● **Textauszug**:
>>>>>

Angola angelt im Trüben – Aus für Angosat 1

Angola wollte einen ersten eigenen Kommunikationssatelliten. Unbedingt. Dass man Angosat 1 bald in Betrieb nehmen würde, wurde mantraartig wiederholt. Sogar dann noch, als auch Fachbeobachtern längst klar war, dass mit dem Ende 2017 gestarteten Raumfahrzeug einiges nicht stimmt.

Ein Beitrag von Axel Nantes. Quelle: Energia, Jornal de Angola, Raumfahrer.net, Roskosmos.

GGPEN
Angosat 1 – Illustration
(Bild: GGPEN)

Unter der Überschrift „Die Arbeiten am Projekt Angosat werden fortgesetzt“ meldete der Hersteller von Angosat 1, das Unternehmen Energia aus Koroljow vor den Toren Moskaus, schließlich mit Datum vom 23. April 2018, Vertragsparteien aus Angola und aus Russland hätten sich auf den Bau von Angosat 2 geeinigt, welcher eine verbesserte Variante von Angosat 1 sei. Gleichlautend äußerte sich auch die russische Raumfahrtbehörde Roskosmos am selben Tag.

Energia wurde in Angola von seinem leitenden Entwickler für automatisierte Raumfahrtsysteme Igor Frolow vertreten. Außerdem nahmen neben verschiedenen Botschaftsangehörigen der russische Botschafter in Angola, Wladimir Tararow, der für internationale Zusammenarbeit zuständige stellvertretende Generaldirektor von Roskosmos, Sergej Saweljew, und ein Vertreter einer militärischen russischen Industrie-Kommission, Oleg Frolow, an den Gesprächen teil.

Auf angolanischer Seite lagen die Verhandlungen in den Händen des Ministers für Telekommunikation und Informationstechnik, José Carvalho da Rosha, und des Leiters des Büros für das Management des nationalen Raumfahrtprogramms Angolas (Gabinete de Gestão do Programa Espacial Nacional, GGPEN) João Rui Zolana.

In den Meldungen von Energia und Roskosmos wird Zolana mit den Worten zitiert, die am 23. April 2018 getroffene Vereinbarung erlaube es, die Arbeit an Angosat 2 morgen zu beginnen. Außerdem soll Zolana seinen Stolz über das von russischen Experten in Angola eingerichtete Kontrollzentrum geäußert haben. Den Leiter des Kontrollzentrums Amaru Joao zitieren die beiden Meldungen mit der Äußerung, dass man seit der Installation von Software durch Spezialisten aus Russland keinen Zweifel daran habe, das es sich um das Beste handele, was in diesem Bereich existiere.

<<<<<

● **Annotationsdaten zum visuellen Layout**:
>>>>>

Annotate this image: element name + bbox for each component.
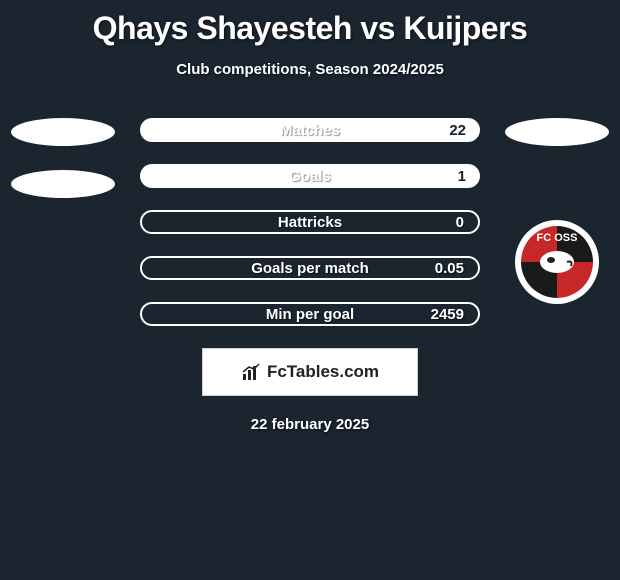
stat-value-right: 0.05 [435,260,464,277]
stat-bar: Hattricks 0 [140,210,480,234]
stat-label: Min per goal [266,306,354,323]
stat-row: Matches 22 [0,118,620,142]
stat-value-right: 0 [456,214,464,231]
stat-label: Matches [280,122,340,139]
footer-brand-badge[interactable]: FcTables.com [202,348,418,396]
stat-row: Goals 1 [0,164,620,188]
chart-icon [241,362,261,382]
footer-date: 22 february 2025 [0,416,620,433]
page-title: Qhays Shayesteh vs Kuijpers [0,0,620,47]
stat-value-right: 1 [458,168,466,185]
stat-value-right: 2459 [431,306,464,323]
stat-row: Hattricks 0 [0,210,620,234]
stat-label: Hattricks [278,214,342,231]
stat-bar: Goals 1 [140,164,480,188]
subtitle: Club competitions, Season 2024/2025 [0,61,620,78]
stat-label: Goals per match [251,260,369,277]
stat-row: Min per goal 2459 [0,302,620,326]
stat-label: Goals [289,168,331,185]
stat-bar: Matches 22 [140,118,480,142]
stat-row: Goals per match 0.05 [0,256,620,280]
stat-bar: Min per goal 2459 [140,302,480,326]
stat-value-right: 22 [449,122,466,139]
stat-bar: Goals per match 0.05 [140,256,480,280]
footer-brand-text: FcTables.com [267,362,379,382]
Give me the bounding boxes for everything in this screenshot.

<<<<<

● **Aufgaben**:
A. Schreib sämtliche Zeilen der Annotationsdaten zum visuellen Layout unverändert ab, lass die Bilder dabei aber weg.
B. Führe den Text über den Satelliten Angosat 1 im Anschluss an seinen letzten Satz fort.

● **Lösungen**:
A.
Annotate this image: element name + bbox for each component.
stat-value-right: 0.05 [435,260,464,277]
stat-bar: Hattricks 0 [140,210,480,234]
stat-label: Min per goal [266,306,354,323]
stat-row: Matches 22 [0,118,620,142]
stat-value-right: 0 [456,214,464,231]
stat-label: Matches [280,122,340,139]
footer-brand-badge[interactable]: FcTables.com [202,348,418,396]
stat-row: Goals 1 [0,164,620,188]
chart-icon [241,362,261,382]
footer-date: 22 february 2025 [0,416,620,433]
page-title: Qhays Shayesteh vs Kuijpers [0,0,620,47]
stat-value-right: 1 [458,168,466,185]
stat-value-right: 2459 [431,306,464,323]
stat-row: Hattricks 0 [0,210,620,234]
stat-label: Hattricks [278,214,342,231]
stat-bar: Goals 1 [140,164,480,188]
subtitle: Club competitions, Season 2024/2025 [0,61,620,78]
stat-label: Goals per match [251,260,369,277]
stat-row: Min per goal 2459 [0,302,620,326]
stat-label: Goals [289,168,331,185]
stat-bar: Matches 22 [140,118,480,142]
stat-row: Goals per match 0.05 [0,256,620,280]
stat-bar: Min per goal 2459 [140,302,480,326]
stat-value-right: 22 [449,122,466,139]
stat-bar: Goals per match 0.05 [140,256,480,280]
footer-brand-text: FcTables.com [267,362,379,382]
Give me the bounding boxes for everything in this screenshot.

B.
Allein mit der Nutzbarkeit des Kontrollzentrums ist das so eine Sache: Es gibt aktuell keinen Satelliten, den man von dem Zentrum aus überwachen und bedienen könnte. Mit Angosat 2 ändert sich das vielleicht. Energia jedenfalls beteuerte seine Absichten, alle vertraglichen Verpflichtungen im Zusammenhang mit dem Aufbau eines Satellitenkommunikations- und Übertragungssystems für Angola zu erfüllen.

Laut Energia und Roskosmos will die russische Seite in dem Zeitraum, in dem an dem Ersatzsatelliten für Angosat 1 gearbeitet werde, Angola Satellitenübertragungskapazitäten im C- und im Ku-Band zur Verfügung stellen.
Im Onlinemagazin „Jornal de Angola“ wird zu den Gesprächen in Angola unter der Überschrift „Russland räumt Versagen von Angosat 1 ein“ berichtet, für den Bau von Angosat 2, den man im Jahr 2020 starten wolle, würden Angola keine Kosten in Rechnung gestellt, obwohl der Satellit mit einer Auslegungsbetriebsdauer von 18 Jahren teurer sei als Angosat 1. Auch die Stellung der Ersatzkapazitäten erfolge ohne Berechnung.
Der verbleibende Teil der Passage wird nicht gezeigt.